Dataset items:
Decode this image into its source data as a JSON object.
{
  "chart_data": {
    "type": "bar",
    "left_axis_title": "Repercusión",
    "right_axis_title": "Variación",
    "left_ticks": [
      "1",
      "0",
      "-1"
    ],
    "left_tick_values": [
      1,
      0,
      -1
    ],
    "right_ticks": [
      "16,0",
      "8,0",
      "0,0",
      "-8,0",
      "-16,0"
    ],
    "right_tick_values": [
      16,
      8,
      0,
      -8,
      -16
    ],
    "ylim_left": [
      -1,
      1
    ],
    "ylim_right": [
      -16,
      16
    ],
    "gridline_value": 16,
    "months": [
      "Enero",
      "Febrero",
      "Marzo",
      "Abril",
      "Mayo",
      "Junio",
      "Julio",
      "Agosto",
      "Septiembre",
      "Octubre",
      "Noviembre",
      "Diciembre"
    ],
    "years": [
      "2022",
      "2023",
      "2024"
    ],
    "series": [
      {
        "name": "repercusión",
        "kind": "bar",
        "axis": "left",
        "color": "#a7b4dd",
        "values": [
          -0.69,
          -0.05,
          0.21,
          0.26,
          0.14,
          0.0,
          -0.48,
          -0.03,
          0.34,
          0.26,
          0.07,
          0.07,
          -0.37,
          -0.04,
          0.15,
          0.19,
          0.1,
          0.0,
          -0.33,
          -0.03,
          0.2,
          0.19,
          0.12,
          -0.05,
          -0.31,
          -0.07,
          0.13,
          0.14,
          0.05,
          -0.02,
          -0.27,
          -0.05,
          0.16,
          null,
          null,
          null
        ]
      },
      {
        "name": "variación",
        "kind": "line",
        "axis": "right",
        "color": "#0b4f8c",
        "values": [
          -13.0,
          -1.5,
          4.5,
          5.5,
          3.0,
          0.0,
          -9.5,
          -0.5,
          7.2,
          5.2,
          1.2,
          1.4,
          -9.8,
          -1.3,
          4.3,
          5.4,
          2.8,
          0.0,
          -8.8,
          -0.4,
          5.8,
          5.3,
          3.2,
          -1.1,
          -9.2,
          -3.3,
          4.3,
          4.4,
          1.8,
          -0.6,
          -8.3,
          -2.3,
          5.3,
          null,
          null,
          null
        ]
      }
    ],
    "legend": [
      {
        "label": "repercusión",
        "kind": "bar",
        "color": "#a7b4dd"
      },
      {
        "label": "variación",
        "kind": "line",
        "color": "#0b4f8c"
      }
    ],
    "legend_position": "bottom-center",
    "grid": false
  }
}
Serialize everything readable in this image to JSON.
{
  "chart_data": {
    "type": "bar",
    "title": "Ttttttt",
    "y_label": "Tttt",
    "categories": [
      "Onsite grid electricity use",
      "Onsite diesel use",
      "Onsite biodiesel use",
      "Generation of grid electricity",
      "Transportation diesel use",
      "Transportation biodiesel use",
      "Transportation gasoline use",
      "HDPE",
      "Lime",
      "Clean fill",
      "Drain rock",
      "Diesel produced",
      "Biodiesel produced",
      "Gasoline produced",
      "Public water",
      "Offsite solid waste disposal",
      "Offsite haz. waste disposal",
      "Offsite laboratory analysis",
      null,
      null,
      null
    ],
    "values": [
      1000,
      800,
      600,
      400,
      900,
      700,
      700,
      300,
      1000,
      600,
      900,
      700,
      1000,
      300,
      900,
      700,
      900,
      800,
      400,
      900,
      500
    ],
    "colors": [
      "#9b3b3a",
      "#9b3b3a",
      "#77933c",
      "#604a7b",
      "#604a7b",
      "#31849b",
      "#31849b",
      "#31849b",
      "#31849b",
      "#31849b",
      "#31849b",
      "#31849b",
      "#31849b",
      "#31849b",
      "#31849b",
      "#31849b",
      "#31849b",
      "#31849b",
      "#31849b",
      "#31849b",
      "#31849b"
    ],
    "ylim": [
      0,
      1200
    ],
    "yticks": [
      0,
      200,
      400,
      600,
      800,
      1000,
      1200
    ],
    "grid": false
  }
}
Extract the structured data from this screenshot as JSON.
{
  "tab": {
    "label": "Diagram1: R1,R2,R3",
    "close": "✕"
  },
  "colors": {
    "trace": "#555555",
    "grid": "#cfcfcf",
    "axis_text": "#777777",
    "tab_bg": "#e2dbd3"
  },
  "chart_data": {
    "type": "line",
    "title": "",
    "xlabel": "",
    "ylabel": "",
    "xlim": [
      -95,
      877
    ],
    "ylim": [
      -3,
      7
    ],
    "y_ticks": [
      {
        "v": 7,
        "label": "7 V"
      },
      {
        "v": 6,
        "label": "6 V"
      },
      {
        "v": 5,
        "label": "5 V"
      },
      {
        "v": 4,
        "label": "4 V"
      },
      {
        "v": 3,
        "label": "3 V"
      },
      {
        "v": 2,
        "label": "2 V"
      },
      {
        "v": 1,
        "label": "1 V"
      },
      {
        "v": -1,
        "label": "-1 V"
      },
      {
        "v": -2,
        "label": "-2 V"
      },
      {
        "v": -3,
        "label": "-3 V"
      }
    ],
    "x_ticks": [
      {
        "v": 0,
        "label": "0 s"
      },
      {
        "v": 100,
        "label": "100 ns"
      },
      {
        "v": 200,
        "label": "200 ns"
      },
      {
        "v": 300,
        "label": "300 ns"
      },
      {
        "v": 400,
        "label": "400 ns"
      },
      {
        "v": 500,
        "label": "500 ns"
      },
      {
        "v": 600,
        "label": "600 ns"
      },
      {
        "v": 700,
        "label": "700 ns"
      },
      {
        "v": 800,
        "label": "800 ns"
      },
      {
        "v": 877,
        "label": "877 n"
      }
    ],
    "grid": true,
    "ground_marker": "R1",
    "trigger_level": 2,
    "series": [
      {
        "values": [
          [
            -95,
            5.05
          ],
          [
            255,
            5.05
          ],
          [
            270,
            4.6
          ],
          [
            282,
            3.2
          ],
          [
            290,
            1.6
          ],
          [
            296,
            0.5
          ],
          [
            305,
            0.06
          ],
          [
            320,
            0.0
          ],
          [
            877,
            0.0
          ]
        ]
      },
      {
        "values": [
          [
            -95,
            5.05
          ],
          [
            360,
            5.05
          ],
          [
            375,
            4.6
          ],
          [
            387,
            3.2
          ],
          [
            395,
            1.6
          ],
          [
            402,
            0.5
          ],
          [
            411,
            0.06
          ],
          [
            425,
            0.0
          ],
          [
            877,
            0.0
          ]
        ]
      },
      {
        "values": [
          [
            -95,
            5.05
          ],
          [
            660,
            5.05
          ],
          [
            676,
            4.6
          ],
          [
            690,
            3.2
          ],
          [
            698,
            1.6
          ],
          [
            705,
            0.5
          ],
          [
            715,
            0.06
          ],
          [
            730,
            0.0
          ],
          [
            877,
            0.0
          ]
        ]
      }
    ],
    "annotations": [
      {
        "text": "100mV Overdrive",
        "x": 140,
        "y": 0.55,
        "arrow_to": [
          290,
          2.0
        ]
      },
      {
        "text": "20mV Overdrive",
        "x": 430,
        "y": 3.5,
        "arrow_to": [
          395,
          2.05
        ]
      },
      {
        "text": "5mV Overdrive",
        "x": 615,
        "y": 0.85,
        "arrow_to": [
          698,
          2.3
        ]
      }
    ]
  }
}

◆ Task objective
Every line of the material must be returned exactly as it appears.

◆ Task response
Decode this image into its source data as a JSON object.
{
  "chart_data": {
    "type": "bar",
    "left_axis_title": "Repercusión",
    "right_axis_title": "Variación",
    "left_ticks": [
      "1",
      "0",
      "-1"
    ],
    "left_tick_values": [
      1,
      0,
      -1
    ],
    "right_ticks": [
      "16,0",
      "8,0",
      "0,0",
      "-8,0",
      "-16,0"
    ],
    "right_tick_values": [
      16,
      8,
      0,
      -8,
      -16
    ],
    "ylim_left": [
      -1,
      1
    ],
    "ylim_right": [
      -16,
      16
    ],
    "gridline_value": 16,
    "months": [
      "Enero",
      "Febrero",
      "Marzo",
      "Abril",
      "Mayo",
      "Junio",
      "Julio",
      "Agosto",
      "Septiembre",
      "Octubre",
      "Noviembre",
      "Diciembre"
    ],
    "years": [
      "2022",
      "2023",
      "2024"
    ],
    "series": [
      {
        "name": "repercusión",
        "kind": "bar",
        "axis": "left",
        "color": "#a7b4dd",
        "values": [
          -0.69,
          -0.05,
          0.21,
          0.26,
          0.14,
          0.0,
          -0.48,
          -0.03,
          0.34,
          0.26,
          0.07,
          0.07,
          -0.37,
          -0.04,
          0.15,
          0.19,
          0.1,
          0.0,
          -0.33,
          -0.03,
          0.2,
          0.19,
          0.12,
          -0.05,
          -0.31,
          -0.07,
          0.13,
          0.14,
          0.05,
          -0.02,
          -0.27,
          -0.05,
          0.16,
          null,
          null,
          null
        ]
      },
      {
        "name": "variación",
        "kind": "line",
        "axis": "right",
        "color": "#0b4f8c",
        "values": [
          -13.0,
          -1.5,
          4.5,
          5.5,
          3.0,
          0.0,
          -9.5,
          -0.5,
          7.2,
          5.2,
          1.2,
          1.4,
          -9.8,
          -1.3,
          4.3,
          5.4,
          2.8,
          0.0,
          -8.8,
          -0.4,
          5.8,
          5.3,
          3.2,
          -1.1,
          -9.2,
          -3.3,
          4.3,
          4.4,
          1.8,
          -0.6,
          -8.3,
          -2.3,
          5.3,
          null,
          null,
          null
        ]
      }
    ],
    "legend": [
      {
        "label": "repercusión",
        "kind": "bar",
        "color": "#a7b4dd"
      },
      {
        "label": "variación",
        "kind": "line",
        "color": "#0b4f8c"
      }
    ],
    "legend_position": "bottom-center",
    "grid": false
  }
}
Serialize everything readable in this image to JSON.
{
  "chart_data": {
    "type": "bar",
    "title": "Ttttttt",
    "y_label": "Tttt",
    "categories": [
      "Onsite grid electricity use",
      "Onsite diesel use",
      "Onsite biodiesel use",
      "Generation of grid electricity",
      "Transportation diesel use",
      "Transportation biodiesel use",
      "Transportation gasoline use",
      "HDPE",
      "Lime",
      "Clean fill",
      "Drain rock",
      "Diesel produced",
      "Biodiesel produced",
      "Gasoline produced",
      "Public water",
      "Offsite solid waste disposal",
      "Offsite haz. waste disposal",
      "Offsite laboratory analysis",
      null,
      null,
      null
    ],
    "values": [
      1000,
      800,
      600,
      400,
      900,
      700,
      700,
      300,
      1000,
      600,
      900,
      700,
      1000,
      300,
      900,
      700,
      900,
      800,
      400,
      900,
      500
    ],
    "colors": [
      "#9b3b3a",
      "#9b3b3a",
      "#77933c",
      "#604a7b",
      "#604a7b",
      "#31849b",
      "#31849b",
      "#31849b",
      "#31849b",
      "#31849b",
      "#31849b",
      "#31849b",
      "#31849b",
      "#31849b",
      "#31849b",
      "#31849b",
      "#31849b",
      "#31849b",
      "#31849b",
      "#31849b",
      "#31849b"
    ],
    "ylim": [
      0,
      1200
    ],
    "yticks": [
      0,
      200,
      400,
      600,
      800,
      1000,
      1200
    ],
    "grid": false
  }
}
Extract the structured data from this screenshot as JSON.
{
  "tab": {
    "label": "Diagram1: R1,R2,R3",
    "close": "✕"
  },
  "colors": {
    "trace": "#555555",
    "grid": "#cfcfcf",
    "axis_text": "#777777",
    "tab_bg": "#e2dbd3"
  },
  "chart_data": {
    "type": "line",
    "title": "",
    "xlabel": "",
    "ylabel": "",
    "xlim": [
      -95,
      877
    ],
    "ylim": [
      -3,
      7
    ],
    "y_ticks": [
      {
        "v": 7,
        "label": "7 V"
      },
      {
        "v": 6,
        "label": "6 V"
      },
      {
        "v": 5,
        "label": "5 V"
      },
      {
        "v": 4,
        "label": "4 V"
      },
      {
        "v": 3,
        "label": "3 V"
      },
      {
        "v": 2,
        "label": "2 V"
      },
      {
        "v": 1,
        "label": "1 V"
      },
      {
        "v": -1,
        "label": "-1 V"
      },
      {
        "v": -2,
        "label": "-2 V"
      },
      {
        "v": -3,
        "label": "-3 V"
      }
    ],
    "x_ticks": [
      {
        "v": 0,
        "label": "0 s"
      },
      {
        "v": 100,
        "label": "100 ns"
      },
      {
        "v": 200,
        "label": "200 ns"
      },
      {
        "v": 300,
        "label": "300 ns"
      },
      {
        "v": 400,
        "label": "400 ns"
      },
      {
        "v": 500,
        "label": "500 ns"
      },
      {
        "v": 600,
        "label": "600 ns"
      },
      {
        "v": 700,
        "label": "700 ns"
      },
      {
        "v": 800,
        "label": "800 ns"
      },
      {
        "v": 877,
        "label": "877 n"
      }
    ],
    "grid": true,
    "ground_marker": "R1",
    "trigger_level": 2,
    "series": [
      {
        "values": [
          [
            -95,
            5.05
          ],
          [
            255,
            5.05
          ],
          [
            270,
            4.6
          ],
          [
            282,
            3.2
          ],
          [
            290,
            1.6
          ],
          [
            296,
            0.5
          ],
          [
            305,
            0.06
          ],
          [
            320,
            0.0
          ],
          [
            877,
            0.0
          ]
        ]
      },
      {
        "values": [
          [
            -95,
            5.05
          ],
          [
            360,
            5.05
          ],
          [
            375,
            4.6
          ],
          [
            387,
            3.2
          ],
          [
            395,
            1.6
          ],
          [
            402,
            0.5
          ],
          [
            411,
            0.06
          ],
          [
            425,
            0.0
          ],
          [
            877,
            0.0
          ]
        ]
      },
      {
        "values": [
          [
            -95,
            5.05
          ],
          [
            660,
            5.05
          ],
          [
            676,
            4.6
          ],
          [
            690,
            3.2
          ],
          [
            698,
            1.6
          ],
          [
            705,
            0.5
          ],
          [
            715,
            0.06
          ],
          [
            730,
            0.0
          ],
          [
            877,
            0.0
          ]
        ]
      }
    ],
    "annotations": [
      {
        "text": "100mV Overdrive",
        "x": 140,
        "y": 0.55,
        "arrow_to": [
          290,
          2.0
        ]
      },
      {
        "text": "20mV Overdrive",
        "x": 430,
        "y": 3.5,
        "arrow_to": [
          395,
          2.05
        ]
      },
      {
        "text": "5mV Overdrive",
        "x": 615,
        "y": 0.85,
        "arrow_to": [
          698,
          2.3
        ]
      }
    ]
  }
}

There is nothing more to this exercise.